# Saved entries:
***

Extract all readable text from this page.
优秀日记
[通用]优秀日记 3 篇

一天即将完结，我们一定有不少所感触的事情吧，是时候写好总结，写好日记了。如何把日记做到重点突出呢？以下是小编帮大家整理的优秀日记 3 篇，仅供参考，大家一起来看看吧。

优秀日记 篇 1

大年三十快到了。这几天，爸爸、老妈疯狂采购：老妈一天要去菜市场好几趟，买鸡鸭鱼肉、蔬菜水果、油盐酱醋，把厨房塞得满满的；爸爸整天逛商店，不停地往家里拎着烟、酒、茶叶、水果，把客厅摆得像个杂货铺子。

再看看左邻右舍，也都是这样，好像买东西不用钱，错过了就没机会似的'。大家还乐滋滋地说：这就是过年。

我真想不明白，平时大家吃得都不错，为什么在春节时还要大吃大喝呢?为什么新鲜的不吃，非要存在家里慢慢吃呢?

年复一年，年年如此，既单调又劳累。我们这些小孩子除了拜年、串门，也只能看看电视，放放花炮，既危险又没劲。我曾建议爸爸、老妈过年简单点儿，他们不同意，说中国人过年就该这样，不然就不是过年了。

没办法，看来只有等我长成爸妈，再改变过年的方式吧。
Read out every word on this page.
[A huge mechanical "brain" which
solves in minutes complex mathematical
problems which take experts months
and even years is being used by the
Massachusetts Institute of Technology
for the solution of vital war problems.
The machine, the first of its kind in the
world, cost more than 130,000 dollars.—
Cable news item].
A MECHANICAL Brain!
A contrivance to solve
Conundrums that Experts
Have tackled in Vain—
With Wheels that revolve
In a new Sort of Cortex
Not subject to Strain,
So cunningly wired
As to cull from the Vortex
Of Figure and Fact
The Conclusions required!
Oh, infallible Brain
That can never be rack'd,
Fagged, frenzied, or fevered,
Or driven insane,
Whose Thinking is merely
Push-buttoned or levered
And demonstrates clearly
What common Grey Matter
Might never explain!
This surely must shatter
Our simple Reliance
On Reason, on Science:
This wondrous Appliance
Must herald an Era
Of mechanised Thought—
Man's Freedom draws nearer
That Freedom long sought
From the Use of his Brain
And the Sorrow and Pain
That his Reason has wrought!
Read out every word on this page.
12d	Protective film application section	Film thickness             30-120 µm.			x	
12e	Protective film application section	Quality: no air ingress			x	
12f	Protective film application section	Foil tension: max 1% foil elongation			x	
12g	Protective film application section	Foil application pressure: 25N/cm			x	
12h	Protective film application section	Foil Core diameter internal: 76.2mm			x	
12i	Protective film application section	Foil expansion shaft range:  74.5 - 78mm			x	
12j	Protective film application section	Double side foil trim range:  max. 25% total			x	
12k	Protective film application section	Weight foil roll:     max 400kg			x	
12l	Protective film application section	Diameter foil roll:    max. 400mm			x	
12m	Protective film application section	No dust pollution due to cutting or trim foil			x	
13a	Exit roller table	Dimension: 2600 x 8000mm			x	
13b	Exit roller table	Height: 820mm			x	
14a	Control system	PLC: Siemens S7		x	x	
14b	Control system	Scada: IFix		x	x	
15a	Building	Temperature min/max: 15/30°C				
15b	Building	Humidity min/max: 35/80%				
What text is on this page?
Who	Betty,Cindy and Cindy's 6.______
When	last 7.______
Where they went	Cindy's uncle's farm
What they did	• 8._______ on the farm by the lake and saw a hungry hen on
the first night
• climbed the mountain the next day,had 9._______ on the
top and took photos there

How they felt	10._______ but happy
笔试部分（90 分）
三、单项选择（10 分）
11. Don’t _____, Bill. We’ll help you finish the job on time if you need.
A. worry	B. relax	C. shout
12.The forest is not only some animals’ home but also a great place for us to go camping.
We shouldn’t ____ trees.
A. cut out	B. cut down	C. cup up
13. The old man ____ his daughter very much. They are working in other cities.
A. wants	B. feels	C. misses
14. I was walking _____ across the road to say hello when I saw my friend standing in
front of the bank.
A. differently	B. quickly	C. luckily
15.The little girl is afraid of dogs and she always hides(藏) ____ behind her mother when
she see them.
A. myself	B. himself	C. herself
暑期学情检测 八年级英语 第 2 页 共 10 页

***

# AIM OF THE EXERCISE:
Give the records above again, word for word.

# SOLUTION:
Extract all readable text from this page.
优秀日记
[通用]优秀日记 3 篇

一天即将完结，我们一定有不少所感触的事情吧，是时候写好总结，写好日记了。如何把日记做到重点突出呢？以下是小编帮大家整理的优秀日记 3 篇，仅供参考，大家一起来看看吧。

优秀日记 篇 1

大年三十快到了。这几天，爸爸、老妈疯狂采购：老妈一天要去菜市场好几趟，买鸡鸭鱼肉、蔬菜水果、油盐酱醋，把厨房塞得满满的；爸爸整天逛商店，不停地往家里拎着烟、酒、茶叶、水果，把客厅摆得像个杂货铺子。

再看看左邻右舍，也都是这样，好像买东西不用钱，错过了就没机会似的'。大家还乐滋滋地说：这就是过年。

我真想不明白，平时大家吃得都不错，为什么在春节时还要大吃大喝呢?为什么新鲜的不吃，非要存在家里慢慢吃呢?

年复一年，年年如此，既单调又劳累。我们这些小孩子除了拜年、串门，也只能看看电视，放放花炮，既危险又没劲。我曾建议爸爸、老妈过年简单点儿，他们不同意，说中国人过年就该这样，不然就不是过年了。

没办法，看来只有等我长成爸妈，再改变过年的方式吧。
Read out every word on this page.
[A huge mechanical "brain" which
solves in minutes complex mathematical
problems which take experts months
and even years is being used by the
Massachusetts Institute of Technology
for the solution of vital war problems.
The machine, the first of its kind in the
world, cost more than 130,000 dollars.—
Cable news item].
A MECHANICAL Brain!
A contrivance to solve
Conundrums that Experts
Have tackled in Vain—
With Wheels that revolve
In a new Sort of Cortex
Not subject to Strain,
So cunningly wired
As to cull from the Vortex
Of Figure and Fact
The Conclusions required!
Oh, infallible Brain
That can never be rack'd,
Fagged, frenzied, or fevered,
Or driven insane,
Whose Thinking is merely
Push-buttoned or levered
And demonstrates clearly
What common Grey Matter
Might never explain!
This surely must shatter
Our simple Reliance
On Reason, on Science:
This wondrous Appliance
Must herald an Era
Of mechanised Thought—
Man's Freedom draws nearer
That Freedom long sought
From the Use of his Brain
And the Sorrow and Pain
That his Reason has wrought!
Read out every word on this page.
12d	Protective film application section	Film thickness             30-120 µm.			x	
12e	Protective film application section	Quality: no air ingress			x	
12f	Protective film application section	Foil tension: max 1% foil elongation			x	
12g	Protective film application section	Foil application pressure: 25N/cm			x	
12h	Protective film application section	Foil Core diameter internal: 76.2mm			x	
12i	Protective film application section	Foil expansion shaft range:  74.5 - 78mm			x	
12j	Protective film application section	Double side foil trim range:  max. 25% total			x	
12k	Protective film application section	Weight foil roll:     max 400kg			x	
12l	Protective film application section	Diameter foil roll:    max. 400mm			x	
12m	Protective film application section	No dust pollution due to cutting or trim foil			x	
13a	Exit roller table	Dimension: 2600 x 8000mm			x	
13b	Exit roller table	Height: 820mm			x	
14a	Control system	PLC: Siemens S7		x	x	
14b	Control system	Scada: IFix		x	x	
15a	Building	Temperature min/max: 15/30°C				
15b	Building	Humidity min/max: 35/80%				
What text is on this page?
Who	Betty,Cindy and Cindy's 6.______
When	last 7.______
Where they went	Cindy's uncle's farm
What they did	• 8._______ on the farm by the lake and saw a hungry hen on
the first night
• climbed the mountain the next day,had 9._______ on the
top and took photos there

How they felt	10._______ but happy
笔试部分（90 分）
三、单项选择（10 分）
11. Don’t _____, Bill. We’ll help you finish the job on time if you need.
A. worry	B. relax	C. shout
12.The forest is not only some animals’ home but also a great place for us to go camping.
We shouldn’t ____ trees.
A. cut out	B. cut down	C. cup up
13. The old man ____ his daughter very much. They are working in other cities.
A. wants	B. feels	C. misses
14. I was walking _____ across the road to say hello when I saw my friend standing in
front of the bank.
A. differently	B. quickly	C. luckily
15.The little girl is afraid of dogs and she always hides(藏) ____ behind her mother when
she see them.
A. myself	B. himself	C. herself
暑期学情检测 八年级英语 第 2 页 共 10 页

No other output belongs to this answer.